#### Stated problem:
Repeat every record below exactly as it appears.

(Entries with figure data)
--- start ---
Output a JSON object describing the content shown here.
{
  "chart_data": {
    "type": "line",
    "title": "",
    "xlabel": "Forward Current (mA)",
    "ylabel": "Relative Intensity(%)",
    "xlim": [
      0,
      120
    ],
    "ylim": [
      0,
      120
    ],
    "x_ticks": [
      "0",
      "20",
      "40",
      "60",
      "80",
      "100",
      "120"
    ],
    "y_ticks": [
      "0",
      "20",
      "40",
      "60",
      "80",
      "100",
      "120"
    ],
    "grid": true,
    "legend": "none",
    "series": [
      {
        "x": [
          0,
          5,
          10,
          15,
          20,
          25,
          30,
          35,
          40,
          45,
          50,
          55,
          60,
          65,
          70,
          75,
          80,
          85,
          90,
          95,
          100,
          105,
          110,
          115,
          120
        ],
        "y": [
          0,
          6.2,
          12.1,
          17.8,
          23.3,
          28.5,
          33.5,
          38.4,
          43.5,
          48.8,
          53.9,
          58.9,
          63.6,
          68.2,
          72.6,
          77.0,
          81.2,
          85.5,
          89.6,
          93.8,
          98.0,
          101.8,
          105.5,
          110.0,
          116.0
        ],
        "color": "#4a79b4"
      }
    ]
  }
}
--- end ---
#### Task response:
Output a JSON object describing the content shown here.
{
  "chart_data": {
    "type": "line",
    "title": "",
    "xlabel": "Forward Current (mA)",
    "ylabel": "Relative Intensity(%)",
    "xlim": [
      0,
      120
    ],
    "ylim": [
      0,
      120
    ],
    "x_ticks": [
      "0",
      "20",
      "40",
      "60",
      "80",
      "100",
      "120"
    ],
    "y_ticks": [
      "0",
      "20",
      "40",
      "60",
      "80",
      "100",
      "120"
    ],
    "grid": true,
    "legend": "none",
    "series": [
      {
        "x": [
          0,
          5,
          10,
          15,
          20,
          25,
          30,
          35,
          40,
          45,
          50,
          55,
          60,
          65,
          70,
          75,
          80,
          85,
          90,
          95,
          100,
          105,
          110,
          115,
          120
        ],
        "y": [
          0,
          6.2,
          12.1,
          17.8,
          23.3,
          28.5,
          33.5,
          38.4,
          43.5,
          48.8,
          53.9,
          58.9,
          63.6,
          68.2,
          72.6,
          77.0,
          81.2,
          85.5,
          89.6,
          93.8,
          98.0,
          101.8,
          105.5,
          110.0,
          116.0
        ],
        "color": "#4a79b4"
      }
    ]
  }
}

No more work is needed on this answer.